++++ PROVIDED MATERIAL ++++
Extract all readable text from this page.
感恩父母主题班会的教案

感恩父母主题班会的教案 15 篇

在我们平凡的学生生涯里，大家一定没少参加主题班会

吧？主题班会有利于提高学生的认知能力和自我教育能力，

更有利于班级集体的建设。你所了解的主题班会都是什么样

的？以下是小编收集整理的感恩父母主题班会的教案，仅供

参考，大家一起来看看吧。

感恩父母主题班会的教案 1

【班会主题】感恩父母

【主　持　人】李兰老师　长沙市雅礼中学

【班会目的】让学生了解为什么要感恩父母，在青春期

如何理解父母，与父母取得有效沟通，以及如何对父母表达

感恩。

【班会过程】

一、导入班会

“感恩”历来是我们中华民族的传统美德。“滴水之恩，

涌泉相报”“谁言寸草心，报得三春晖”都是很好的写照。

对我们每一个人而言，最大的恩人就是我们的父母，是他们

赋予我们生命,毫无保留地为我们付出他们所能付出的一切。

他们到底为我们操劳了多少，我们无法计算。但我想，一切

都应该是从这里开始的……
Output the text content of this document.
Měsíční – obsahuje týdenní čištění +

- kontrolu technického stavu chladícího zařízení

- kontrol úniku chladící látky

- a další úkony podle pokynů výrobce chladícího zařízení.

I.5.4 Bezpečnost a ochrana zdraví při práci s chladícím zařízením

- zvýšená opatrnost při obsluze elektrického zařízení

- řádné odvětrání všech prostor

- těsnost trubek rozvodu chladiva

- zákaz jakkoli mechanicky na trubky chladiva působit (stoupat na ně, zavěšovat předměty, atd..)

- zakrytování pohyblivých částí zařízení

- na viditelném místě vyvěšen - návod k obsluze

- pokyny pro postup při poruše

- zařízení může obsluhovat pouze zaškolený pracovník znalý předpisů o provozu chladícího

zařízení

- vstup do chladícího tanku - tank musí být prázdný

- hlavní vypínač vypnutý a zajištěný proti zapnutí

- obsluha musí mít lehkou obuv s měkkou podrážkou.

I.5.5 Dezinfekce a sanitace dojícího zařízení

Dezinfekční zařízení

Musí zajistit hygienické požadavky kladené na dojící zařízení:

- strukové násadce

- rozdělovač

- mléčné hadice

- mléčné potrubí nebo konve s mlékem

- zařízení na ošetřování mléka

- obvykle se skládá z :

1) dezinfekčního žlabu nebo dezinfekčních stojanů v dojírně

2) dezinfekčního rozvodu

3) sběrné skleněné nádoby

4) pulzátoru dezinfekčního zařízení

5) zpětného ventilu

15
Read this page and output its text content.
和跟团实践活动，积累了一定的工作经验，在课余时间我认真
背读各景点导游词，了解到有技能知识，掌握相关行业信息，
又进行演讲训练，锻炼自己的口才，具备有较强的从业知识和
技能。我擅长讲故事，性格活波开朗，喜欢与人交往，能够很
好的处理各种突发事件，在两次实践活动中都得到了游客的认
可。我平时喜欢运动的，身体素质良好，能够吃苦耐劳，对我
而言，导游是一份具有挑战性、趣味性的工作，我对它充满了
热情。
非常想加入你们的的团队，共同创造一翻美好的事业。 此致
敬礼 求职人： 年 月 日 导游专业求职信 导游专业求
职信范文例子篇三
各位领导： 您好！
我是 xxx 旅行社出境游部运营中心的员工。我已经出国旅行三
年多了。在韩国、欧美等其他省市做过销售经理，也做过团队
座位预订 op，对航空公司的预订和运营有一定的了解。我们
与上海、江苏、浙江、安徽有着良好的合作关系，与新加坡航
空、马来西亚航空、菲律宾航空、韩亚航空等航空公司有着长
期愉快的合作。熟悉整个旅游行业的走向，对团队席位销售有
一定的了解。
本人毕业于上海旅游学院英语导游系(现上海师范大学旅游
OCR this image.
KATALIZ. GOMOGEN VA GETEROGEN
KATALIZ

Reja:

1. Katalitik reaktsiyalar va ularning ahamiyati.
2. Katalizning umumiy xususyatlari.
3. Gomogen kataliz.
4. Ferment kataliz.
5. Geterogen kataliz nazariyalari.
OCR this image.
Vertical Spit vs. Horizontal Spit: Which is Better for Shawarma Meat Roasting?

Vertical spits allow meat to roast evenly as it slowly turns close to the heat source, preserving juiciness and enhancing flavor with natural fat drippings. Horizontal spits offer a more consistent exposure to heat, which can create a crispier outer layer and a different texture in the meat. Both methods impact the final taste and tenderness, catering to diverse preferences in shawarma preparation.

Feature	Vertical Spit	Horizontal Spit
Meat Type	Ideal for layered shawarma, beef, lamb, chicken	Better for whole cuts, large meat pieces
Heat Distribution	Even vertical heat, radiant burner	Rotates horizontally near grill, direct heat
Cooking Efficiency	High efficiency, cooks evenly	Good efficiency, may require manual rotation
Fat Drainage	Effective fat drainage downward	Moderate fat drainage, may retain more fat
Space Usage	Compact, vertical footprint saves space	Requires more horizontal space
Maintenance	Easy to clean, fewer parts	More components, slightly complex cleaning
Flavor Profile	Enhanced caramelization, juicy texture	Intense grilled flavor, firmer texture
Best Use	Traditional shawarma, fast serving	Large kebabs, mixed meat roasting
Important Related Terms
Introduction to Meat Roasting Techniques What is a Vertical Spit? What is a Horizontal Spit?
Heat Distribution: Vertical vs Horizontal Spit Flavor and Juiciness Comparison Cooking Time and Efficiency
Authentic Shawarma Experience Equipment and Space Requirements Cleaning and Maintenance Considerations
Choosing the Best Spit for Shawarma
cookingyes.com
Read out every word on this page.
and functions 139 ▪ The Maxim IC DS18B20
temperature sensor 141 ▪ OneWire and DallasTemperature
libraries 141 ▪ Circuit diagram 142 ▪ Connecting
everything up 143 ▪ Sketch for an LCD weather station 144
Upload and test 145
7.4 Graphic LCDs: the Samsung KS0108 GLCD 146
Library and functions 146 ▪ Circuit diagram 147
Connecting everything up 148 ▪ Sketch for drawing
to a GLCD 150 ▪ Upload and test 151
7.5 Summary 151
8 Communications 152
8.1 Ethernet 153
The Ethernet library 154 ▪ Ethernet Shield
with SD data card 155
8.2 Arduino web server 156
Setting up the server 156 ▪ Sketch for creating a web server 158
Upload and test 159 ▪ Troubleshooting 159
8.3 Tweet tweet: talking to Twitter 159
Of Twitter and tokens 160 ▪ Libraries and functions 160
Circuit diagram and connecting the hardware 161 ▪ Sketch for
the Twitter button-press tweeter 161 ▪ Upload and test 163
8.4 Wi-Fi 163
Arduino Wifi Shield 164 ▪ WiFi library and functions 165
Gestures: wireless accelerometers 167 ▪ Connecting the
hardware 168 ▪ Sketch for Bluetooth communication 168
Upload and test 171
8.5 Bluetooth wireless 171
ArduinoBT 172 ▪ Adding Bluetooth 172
++++
Read through the entries and copy each line in which "test" appears.

SOLUTION >>
Upload and test 145
to a GLCD 150 ▪ Upload and test 151
Upload and test 159 ▪ Troubleshooting 159
the Twitter button-press tweeter 161 ▪ Upload and test 163
Upload and test 171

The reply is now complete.